RECORDS FOR THE TASK -
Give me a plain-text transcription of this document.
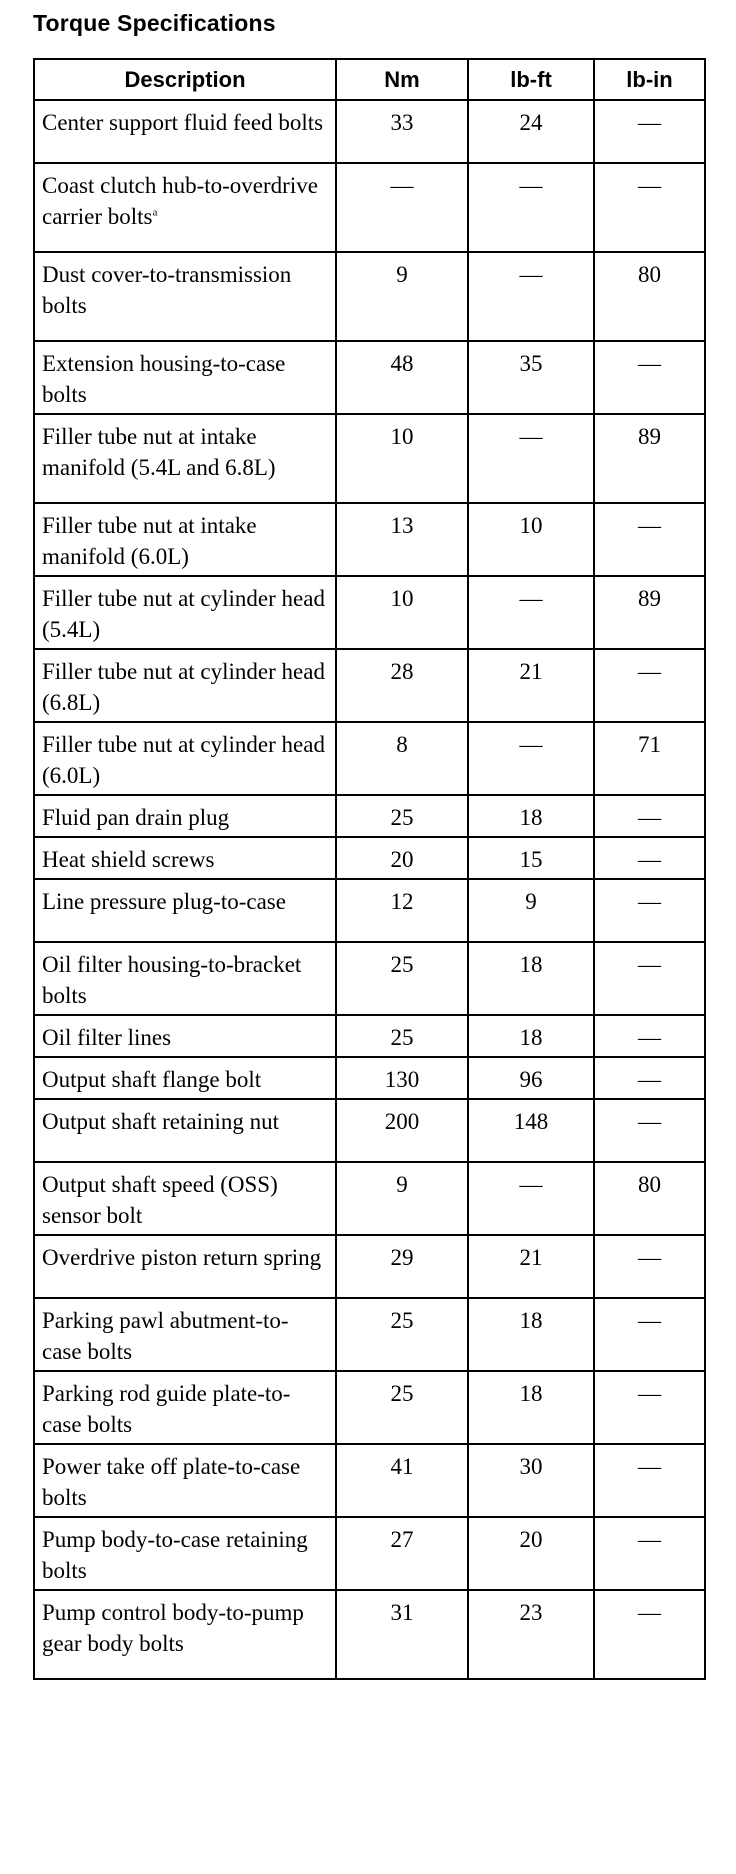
Torque Specifications
Description	Nm	lb-ft	lb-in
Center support fluid feed bolts	33	24	—
Coast clutch hub-to-overdrive carrier bolts$^a$	—	—	—
Dust cover-to-transmission bolts	9	—	80
Extension housing-to-case bolts	48	35	—
Filler tube nut at intake manifold (5.4L and 6.8L)	10	—	89
Filler tube nut at intake manifold (6.0L)	13	10	—
Filler tube nut at cylinder head (5.4L)	10	—	89
Filler tube nut at cylinder head (6.8L)	28	21	—
Filler tube nut at cylinder head (6.0L)	8	—	71
Fluid pan drain plug	25	18	—
Heat shield screws	20	15	—
Line pressure plug-to-case	12	9	—
Oil filter housing-to-bracket bolts	25	18	—
Oil filter lines	25	18	—
Output shaft flange bolt	130	96	—
Output shaft retaining nut	200	148	—
Output shaft speed (OSS) sensor bolt	9	—	80
Overdrive piston return spring	29	21	—
Parking pawl abutment-to-case bolts	25	18	—
Parking rod guide plate-to-case bolts	25	18	—
Power take off plate-to-case bolts	41	30	—
Pump body-to-case retaining bolts	27	20	—
Pump control body-to-pump gear body bolts	31	23	—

EXERCISE - Omit the pictures. Transcribe every record exactly.

RESPONSE TO THE EXERCISE -
Give me a plain-text transcription of this document.
Torque Specifications
Description	Nm	lb-ft	lb-in
Center support fluid feed bolts	33	24	—
Coast clutch hub-to-overdrive carrier bolts$^a$	—	—	—
Dust cover-to-transmission bolts	9	—	80
Extension housing-to-case bolts	48	35	—
Filler tube nut at intake manifold (5.4L and 6.8L)	10	—	89
Filler tube nut at intake manifold (6.0L)	13	10	—
Filler tube nut at cylinder head (5.4L)	10	—	89
Filler tube nut at cylinder head (6.8L)	28	21	—
Filler tube nut at cylinder head (6.0L)	8	—	71
Fluid pan drain plug	25	18	—
Heat shield screws	20	15	—
Line pressure plug-to-case	12	9	—
Oil filter housing-to-bracket bolts	25	18	—
Oil filter lines	25	18	—
Output shaft flange bolt	130	96	—
Output shaft retaining nut	200	148	—
Output shaft speed (OSS) sensor bolt	9	—	80
Overdrive piston return spring	29	21	—
Parking pawl abutment-to-case bolts	25	18	—
Parking rod guide plate-to-case bolts	25	18	—
Power take off plate-to-case bolts	41	30	—
Pump body-to-case retaining bolts	27	20	—
Pump control body-to-pump gear body bolts	31	23	—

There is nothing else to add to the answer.